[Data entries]
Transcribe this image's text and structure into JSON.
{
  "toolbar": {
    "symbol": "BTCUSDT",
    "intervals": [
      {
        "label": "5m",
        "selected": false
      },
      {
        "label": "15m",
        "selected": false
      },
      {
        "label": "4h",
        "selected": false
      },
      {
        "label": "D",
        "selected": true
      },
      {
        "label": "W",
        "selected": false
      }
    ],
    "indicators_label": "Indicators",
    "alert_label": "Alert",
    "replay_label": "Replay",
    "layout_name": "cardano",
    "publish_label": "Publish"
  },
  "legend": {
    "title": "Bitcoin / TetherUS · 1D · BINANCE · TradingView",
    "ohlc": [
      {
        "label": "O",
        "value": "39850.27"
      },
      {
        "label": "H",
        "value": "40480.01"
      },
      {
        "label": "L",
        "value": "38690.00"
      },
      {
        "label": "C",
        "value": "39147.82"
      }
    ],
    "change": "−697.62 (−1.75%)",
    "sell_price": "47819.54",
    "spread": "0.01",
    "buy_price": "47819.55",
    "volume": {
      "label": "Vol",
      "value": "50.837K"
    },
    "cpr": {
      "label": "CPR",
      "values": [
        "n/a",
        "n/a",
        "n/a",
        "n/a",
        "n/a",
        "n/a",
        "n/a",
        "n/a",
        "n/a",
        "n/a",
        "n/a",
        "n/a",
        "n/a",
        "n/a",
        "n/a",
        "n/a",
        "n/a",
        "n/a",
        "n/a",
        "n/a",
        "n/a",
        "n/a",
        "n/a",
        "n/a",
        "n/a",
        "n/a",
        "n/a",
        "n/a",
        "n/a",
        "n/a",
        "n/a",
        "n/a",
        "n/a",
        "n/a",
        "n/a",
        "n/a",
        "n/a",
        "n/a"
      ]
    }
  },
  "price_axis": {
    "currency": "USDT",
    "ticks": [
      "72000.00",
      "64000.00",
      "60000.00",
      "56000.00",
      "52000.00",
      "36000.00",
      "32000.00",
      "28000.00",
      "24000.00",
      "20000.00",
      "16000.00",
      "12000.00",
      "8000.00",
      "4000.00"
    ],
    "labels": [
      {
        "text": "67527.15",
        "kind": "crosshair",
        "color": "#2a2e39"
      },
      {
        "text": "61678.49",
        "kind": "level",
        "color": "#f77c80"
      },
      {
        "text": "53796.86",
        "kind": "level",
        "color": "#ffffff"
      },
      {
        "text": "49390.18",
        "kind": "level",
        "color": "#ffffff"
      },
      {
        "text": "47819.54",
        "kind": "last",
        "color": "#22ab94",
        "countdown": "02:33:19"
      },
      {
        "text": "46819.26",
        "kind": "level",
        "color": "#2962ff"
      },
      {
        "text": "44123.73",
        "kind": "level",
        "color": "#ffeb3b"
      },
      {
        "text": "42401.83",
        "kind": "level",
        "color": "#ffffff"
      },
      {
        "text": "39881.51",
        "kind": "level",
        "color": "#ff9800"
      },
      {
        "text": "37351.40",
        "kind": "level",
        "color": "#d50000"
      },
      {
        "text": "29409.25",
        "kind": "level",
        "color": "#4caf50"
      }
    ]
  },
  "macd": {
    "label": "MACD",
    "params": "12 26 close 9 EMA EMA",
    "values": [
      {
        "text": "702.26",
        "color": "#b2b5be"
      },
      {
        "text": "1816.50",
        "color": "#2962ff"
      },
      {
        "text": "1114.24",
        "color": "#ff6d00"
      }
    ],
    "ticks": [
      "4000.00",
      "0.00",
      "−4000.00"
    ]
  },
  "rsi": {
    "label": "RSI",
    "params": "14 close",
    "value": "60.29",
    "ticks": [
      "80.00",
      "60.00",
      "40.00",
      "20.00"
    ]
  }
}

SET PROBLEM –
Print the listing above in its entirety, with every line exact.

RESPONSE FOR THIS EXERCISE –
Transcribe this image's text and structure into JSON.
{
  "toolbar": {
    "symbol": "BTCUSDT",
    "intervals": [
      {
        "label": "5m",
        "selected": false
      },
      {
        "label": "15m",
        "selected": false
      },
      {
        "label": "4h",
        "selected": false
      },
      {
        "label": "D",
        "selected": true
      },
      {
        "label": "W",
        "selected": false
      }
    ],
    "indicators_label": "Indicators",
    "alert_label": "Alert",
    "replay_label": "Replay",
    "layout_name": "cardano",
    "publish_label": "Publish"
  },
  "legend": {
    "title": "Bitcoin / TetherUS · 1D · BINANCE · TradingView",
    "ohlc": [
      {
        "label": "O",
        "value": "39850.27"
      },
      {
        "label": "H",
        "value": "40480.01"
      },
      {
        "label": "L",
        "value": "38690.00"
      },
      {
        "label": "C",
        "value": "39147.82"
      }
    ],
    "change": "−697.62 (−1.75%)",
    "sell_price": "47819.54",
    "spread": "0.01",
    "buy_price": "47819.55",
    "volume": {
      "label": "Vol",
      "value": "50.837K"
    },
    "cpr": {
      "label": "CPR",
      "values": [
        "n/a",
        "n/a",
        "n/a",
        "n/a",
        "n/a",
        "n/a",
        "n/a",
        "n/a",
        "n/a",
        "n/a",
        "n/a",
        "n/a",
        "n/a",
        "n/a",
        "n/a",
        "n/a",
        "n/a",
        "n/a",
        "n/a",
        "n/a",
        "n/a",
        "n/a",
        "n/a",
        "n/a",
        "n/a",
        "n/a",
        "n/a",
        "n/a",
        "n/a",
        "n/a",
        "n/a",
        "n/a",
        "n/a",
        "n/a",
        "n/a",
        "n/a",
        "n/a",
        "n/a"
      ]
    }
  },
  "price_axis": {
    "currency": "USDT",
    "ticks": [
      "72000.00",
      "64000.00",
      "60000.00",
      "56000.00",
      "52000.00",
      "36000.00",
      "32000.00",
      "28000.00",
      "24000.00",
      "20000.00",
      "16000.00",
      "12000.00",
      "8000.00",
      "4000.00"
    ],
    "labels": [
      {
        "text": "67527.15",
        "kind": "crosshair",
        "color": "#2a2e39"
      },
      {
        "text": "61678.49",
        "kind": "level",
        "color": "#f77c80"
      },
      {
        "text": "53796.86",
        "kind": "level",
        "color": "#ffffff"
      },
      {
        "text": "49390.18",
        "kind": "level",
        "color": "#ffffff"
      },
      {
        "text": "47819.54",
        "kind": "last",
        "color": "#22ab94",
        "countdown": "02:33:19"
      },
      {
        "text": "46819.26",
        "kind": "level",
        "color": "#2962ff"
      },
      {
        "text": "44123.73",
        "kind": "level",
        "color": "#ffeb3b"
      },
      {
        "text": "42401.83",
        "kind": "level",
        "color": "#ffffff"
      },
      {
        "text": "39881.51",
        "kind": "level",
        "color": "#ff9800"
      },
      {
        "text": "37351.40",
        "kind": "level",
        "color": "#d50000"
      },
      {
        "text": "29409.25",
        "kind": "level",
        "color": "#4caf50"
      }
    ]
  },
  "macd": {
    "label": "MACD",
    "params": "12 26 close 9 EMA EMA",
    "values": [
      {
        "text": "702.26",
        "color": "#b2b5be"
      },
      {
        "text": "1816.50",
        "color": "#2962ff"
      },
      {
        "text": "1114.24",
        "color": "#ff6d00"
      }
    ],
    "ticks": [
      "4000.00",
      "0.00",
      "−4000.00"
    ]
  },
  "rsi": {
    "label": "RSI",
    "params": "14 close",
    "value": "60.29",
    "ticks": [
      "80.00",
      "60.00",
      "40.00",
      "20.00"
    ]
  }
}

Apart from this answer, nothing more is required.